### Stored items
···

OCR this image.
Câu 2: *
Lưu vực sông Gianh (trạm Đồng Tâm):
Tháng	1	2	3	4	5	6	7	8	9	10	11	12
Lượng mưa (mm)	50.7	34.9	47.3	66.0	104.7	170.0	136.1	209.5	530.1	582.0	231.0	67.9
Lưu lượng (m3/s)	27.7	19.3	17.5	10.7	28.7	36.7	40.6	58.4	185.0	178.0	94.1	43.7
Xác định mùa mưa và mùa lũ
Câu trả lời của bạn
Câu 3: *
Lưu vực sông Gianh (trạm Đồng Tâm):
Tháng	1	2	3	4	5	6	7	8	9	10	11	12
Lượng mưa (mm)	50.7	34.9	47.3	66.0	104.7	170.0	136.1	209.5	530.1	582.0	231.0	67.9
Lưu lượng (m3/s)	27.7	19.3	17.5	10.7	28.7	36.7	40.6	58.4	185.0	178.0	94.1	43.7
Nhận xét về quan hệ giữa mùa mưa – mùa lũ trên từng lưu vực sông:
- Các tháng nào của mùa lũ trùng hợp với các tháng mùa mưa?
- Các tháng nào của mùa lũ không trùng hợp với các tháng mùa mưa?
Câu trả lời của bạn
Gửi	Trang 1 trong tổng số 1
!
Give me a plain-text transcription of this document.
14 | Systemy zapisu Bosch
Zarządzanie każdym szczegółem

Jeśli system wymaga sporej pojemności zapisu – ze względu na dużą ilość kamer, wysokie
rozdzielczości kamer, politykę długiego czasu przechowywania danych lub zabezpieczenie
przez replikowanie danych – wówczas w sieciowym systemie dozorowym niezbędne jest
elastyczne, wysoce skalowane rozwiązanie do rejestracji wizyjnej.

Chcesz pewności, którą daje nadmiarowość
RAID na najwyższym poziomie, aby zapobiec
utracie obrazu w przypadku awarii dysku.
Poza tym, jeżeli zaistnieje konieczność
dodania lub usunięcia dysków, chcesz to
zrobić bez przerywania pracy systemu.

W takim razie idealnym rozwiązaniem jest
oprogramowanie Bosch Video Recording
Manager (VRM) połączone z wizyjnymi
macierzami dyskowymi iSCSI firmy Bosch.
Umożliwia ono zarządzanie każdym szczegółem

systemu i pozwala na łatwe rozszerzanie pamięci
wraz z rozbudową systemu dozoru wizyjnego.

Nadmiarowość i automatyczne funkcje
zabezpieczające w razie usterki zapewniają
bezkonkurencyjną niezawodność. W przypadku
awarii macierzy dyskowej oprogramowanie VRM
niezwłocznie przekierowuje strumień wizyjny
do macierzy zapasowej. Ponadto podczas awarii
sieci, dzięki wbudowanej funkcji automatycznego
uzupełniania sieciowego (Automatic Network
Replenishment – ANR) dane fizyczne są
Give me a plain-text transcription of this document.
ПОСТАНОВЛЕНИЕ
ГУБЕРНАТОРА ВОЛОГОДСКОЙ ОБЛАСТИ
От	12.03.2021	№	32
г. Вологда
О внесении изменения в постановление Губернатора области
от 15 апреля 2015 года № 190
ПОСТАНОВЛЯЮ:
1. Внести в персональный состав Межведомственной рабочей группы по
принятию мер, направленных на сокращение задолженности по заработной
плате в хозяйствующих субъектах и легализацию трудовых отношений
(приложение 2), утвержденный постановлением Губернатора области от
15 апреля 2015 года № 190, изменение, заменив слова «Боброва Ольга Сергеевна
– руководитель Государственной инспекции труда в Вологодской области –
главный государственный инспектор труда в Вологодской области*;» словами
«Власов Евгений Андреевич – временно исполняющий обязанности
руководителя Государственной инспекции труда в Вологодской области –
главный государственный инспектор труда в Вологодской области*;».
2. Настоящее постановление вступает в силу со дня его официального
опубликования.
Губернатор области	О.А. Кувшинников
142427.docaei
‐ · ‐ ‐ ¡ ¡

···

Extract each line holding the string "szczegółem".

### OUTPUT FOR THIS EXERCISE
Zarządzanie każdym szczegółem
Umożliwia ono zarządzanie każdym szczegółem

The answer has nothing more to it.